• _SUPPLIED DATA_:
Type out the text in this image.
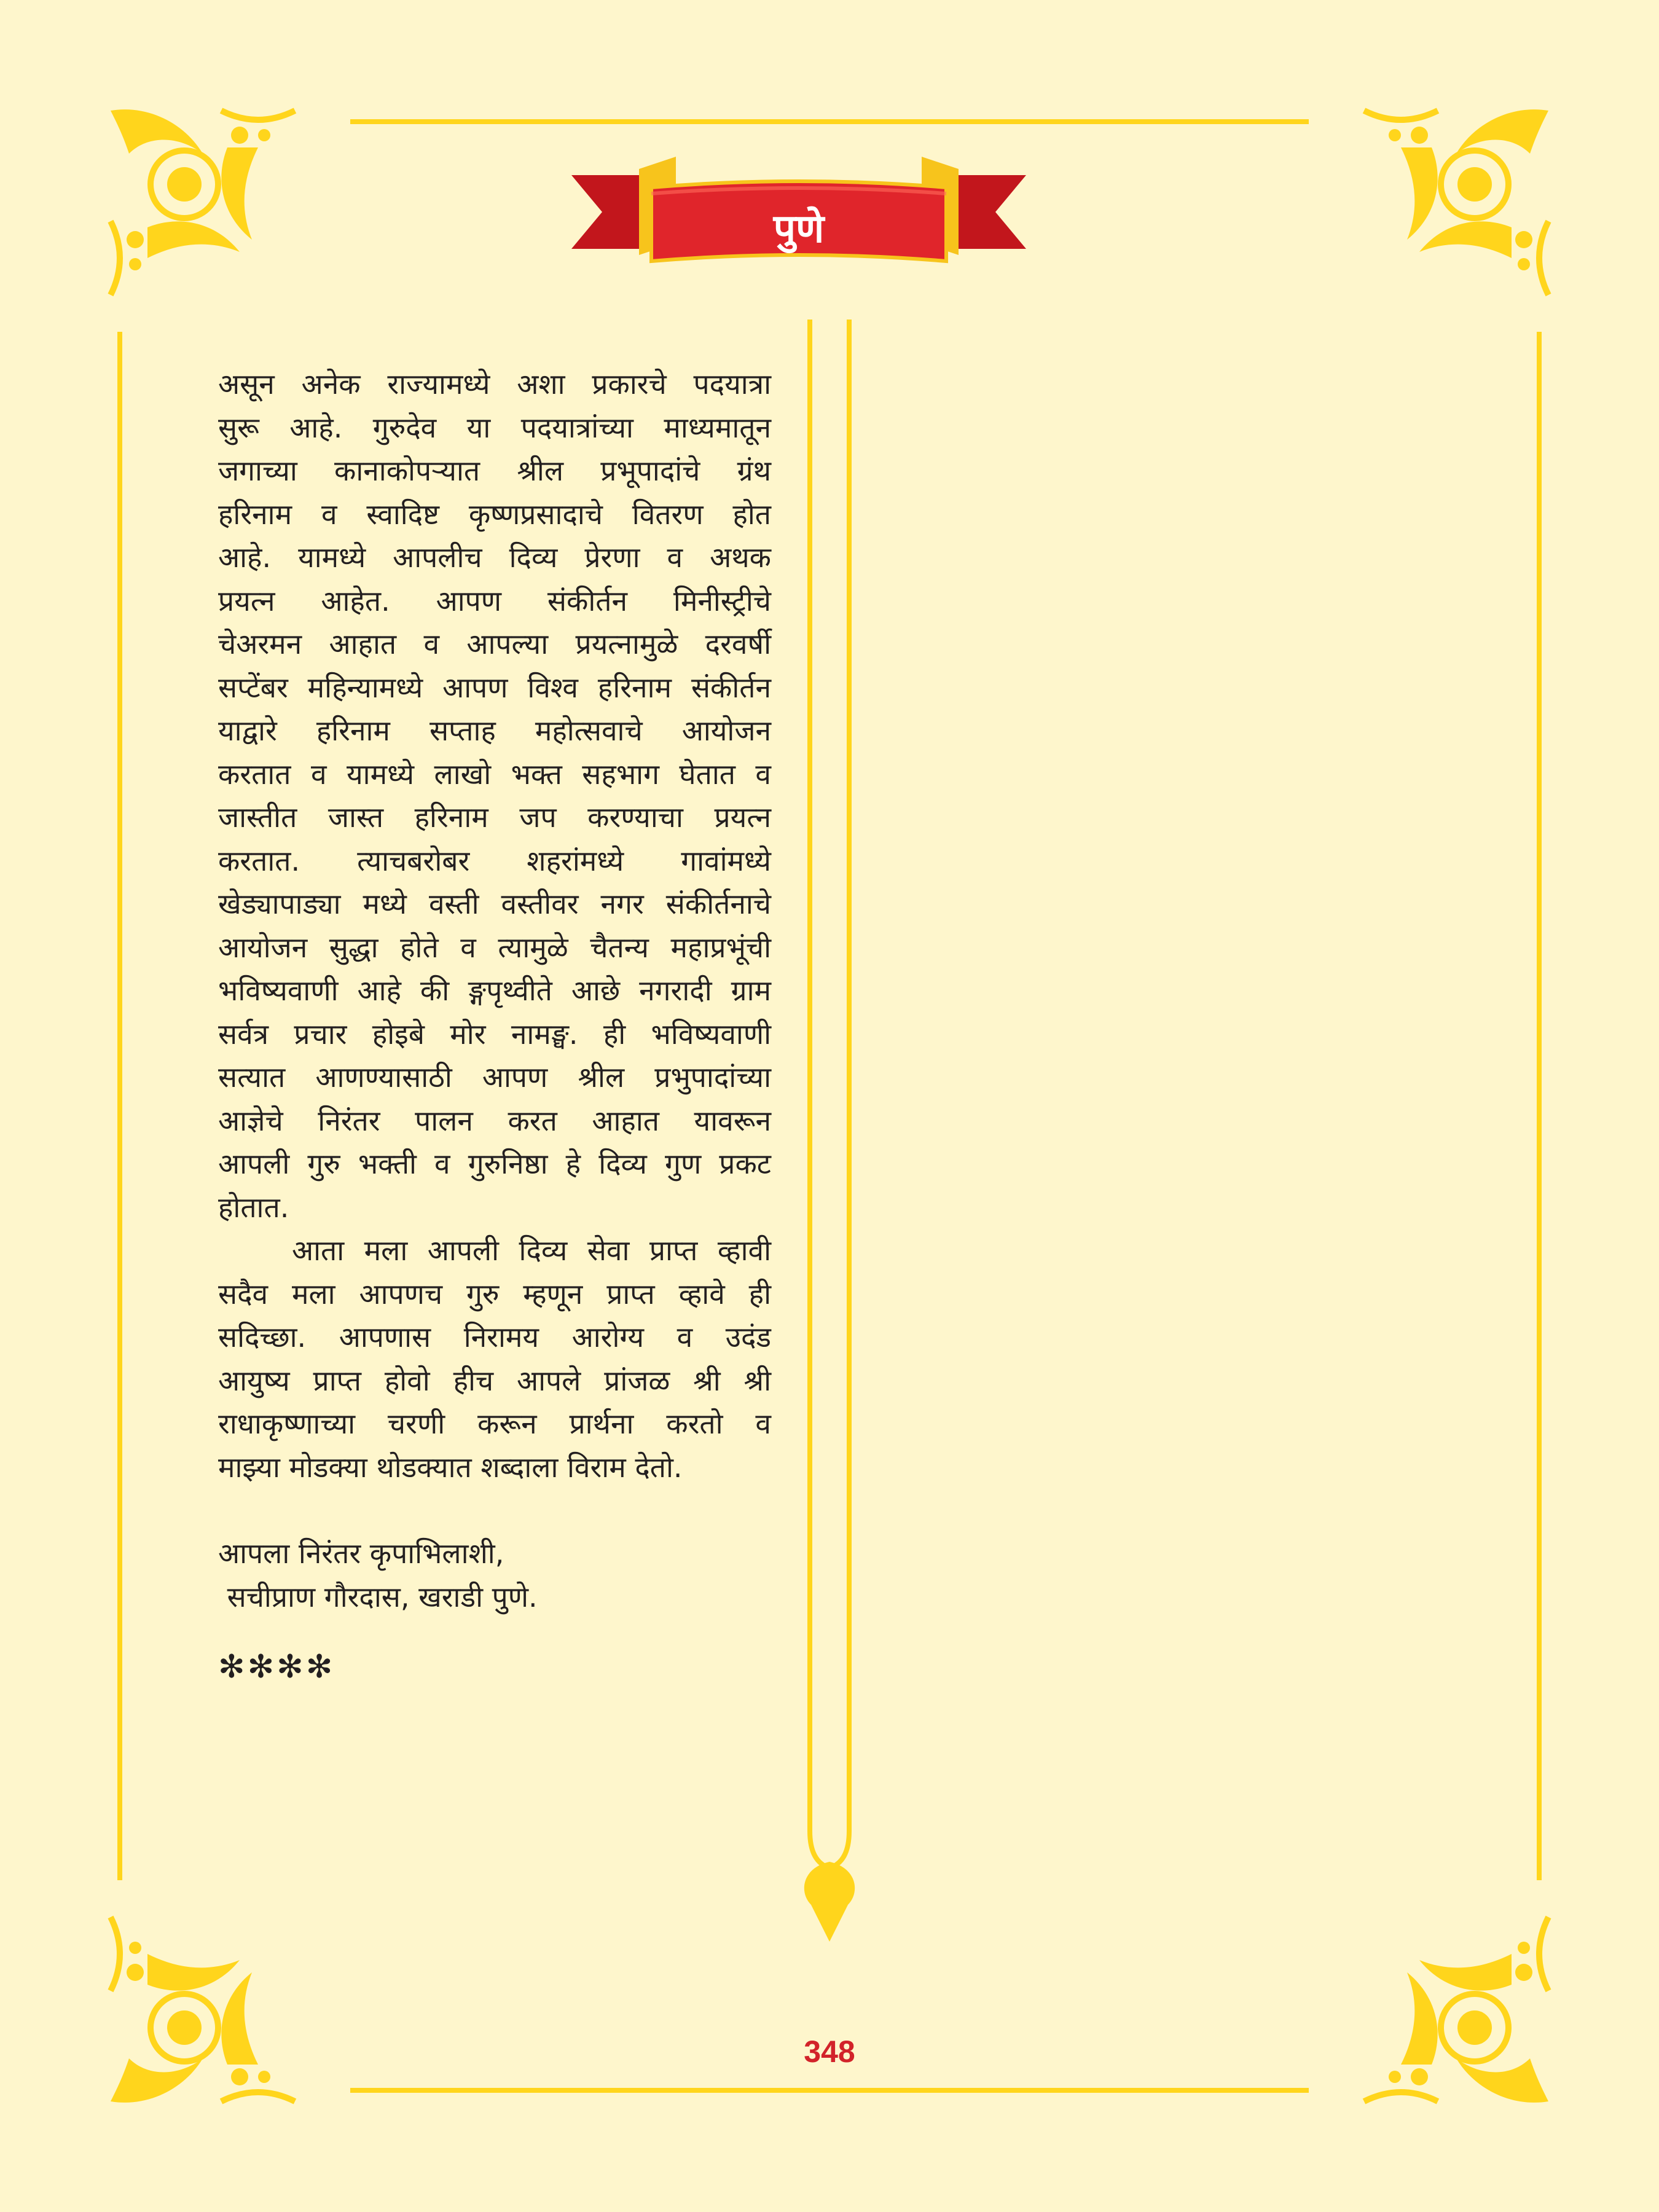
पुणे
असून अनेक राज्यामध्ये अशा प्रकारचे पदयात्रा
सुरू आहे. गुरुदेव या पदयात्रांच्या माध्यमातून
जगाच्या कानाकोपऱ्यात श्रील प्रभूपादांचे ग्रंथ
हरिनाम व स्वादिष्ट कृष्णप्रसादाचे वितरण होत
आहे. यामध्ये आपलीच दिव्य प्रेरणा व अथक
प्रयत्न आहेत. आपण संकीर्तन मिनीस्ट्रीचे
चेअरमन आहात व आपल्या प्रयत्नामुळे दरवर्षी
सप्टेंबर महिन्यामध्ये आपण विश्व हरिनाम संकीर्तन
याद्वारे हरिनाम सप्ताह महोत्सवाचे आयोजन
करतात व यामध्ये लाखो भक्त सहभाग घेतात व
जास्तीत जास्त हरिनाम जप करण्याचा प्रयत्न
करतात. त्याचबरोबर शहरांमध्ये गावांमध्ये
खेड्यापाड्या मध्ये वस्ती वस्तीवर नगर संकीर्तनाचे
आयोजन सुद्धा होते व त्यामुळे चैतन्य महाप्रभूंची
भविष्यवाणी आहे की ङ्गपृथ्वीते आछे नगरादी ग्राम
सर्वत्र प्रचार होइबे मोर नामङ्घ. ही भविष्यवाणी
सत्यात आणण्यासाठी आपण श्रील प्रभुपादांच्या
आज्ञेचे निरंतर पालन करत आहात यावरून
आपली गुरु भक्ती व गुरुनिष्ठा हे दिव्य गुण प्रकट
होतात.
आता मला आपली दिव्य सेवा प्राप्त व्हावी
सदैव मला आपणच गुरु म्हणून प्राप्त व्हावे ही
सदिच्छा. आपणास निरामय आरोग्य व उदंड
आयुष्य प्राप्त होवो हीच आपले प्रांजळ श्री श्री
राधाकृष्णाच्या चरणी करून प्रार्थना करतो व
माझ्या मोडक्या थोडक्यात शब्दाला विराम देतो.
आपला निरंतर कृपाभिलाशी,
सचीप्राण गौरदास, खराडी पुणे.
✻✻✻✻
348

• _EXERCISE PROMPT_: Quote each line of the listing exactly, but leave the pictures out.

• _RESULT OF THE TASK_:
Type out the text in this image.
पुणे
असून अनेक राज्यामध्ये अशा प्रकारचे पदयात्रा
सुरू आहे. गुरुदेव या पदयात्रांच्या माध्यमातून
जगाच्या कानाकोपऱ्यात श्रील प्रभूपादांचे ग्रंथ
हरिनाम व स्वादिष्ट कृष्णप्रसादाचे वितरण होत
आहे. यामध्ये आपलीच दिव्य प्रेरणा व अथक
प्रयत्न आहेत. आपण संकीर्तन मिनीस्ट्रीचे
चेअरमन आहात व आपल्या प्रयत्नामुळे दरवर्षी
सप्टेंबर महिन्यामध्ये आपण विश्व हरिनाम संकीर्तन
याद्वारे हरिनाम सप्ताह महोत्सवाचे आयोजन
करतात व यामध्ये लाखो भक्त सहभाग घेतात व
जास्तीत जास्त हरिनाम जप करण्याचा प्रयत्न
करतात. त्याचबरोबर शहरांमध्ये गावांमध्ये
खेड्यापाड्या मध्ये वस्ती वस्तीवर नगर संकीर्तनाचे
आयोजन सुद्धा होते व त्यामुळे चैतन्य महाप्रभूंची
भविष्यवाणी आहे की ङ्गपृथ्वीते आछे नगरादी ग्राम
सर्वत्र प्रचार होइबे मोर नामङ्घ. ही भविष्यवाणी
सत्यात आणण्यासाठी आपण श्रील प्रभुपादांच्या
आज्ञेचे निरंतर पालन करत आहात यावरून
आपली गुरु भक्ती व गुरुनिष्ठा हे दिव्य गुण प्रकट
होतात.
आता मला आपली दिव्य सेवा प्राप्त व्हावी
सदैव मला आपणच गुरु म्हणून प्राप्त व्हावे ही
सदिच्छा. आपणास निरामय आरोग्य व उदंड
आयुष्य प्राप्त होवो हीच आपले प्रांजळ श्री श्री
राधाकृष्णाच्या चरणी करून प्रार्थना करतो व
माझ्या मोडक्या थोडक्यात शब्दाला विराम देतो.
आपला निरंतर कृपाभिलाशी,
सचीप्राण गौरदास, खराडी पुणे.
✻✻✻✻
348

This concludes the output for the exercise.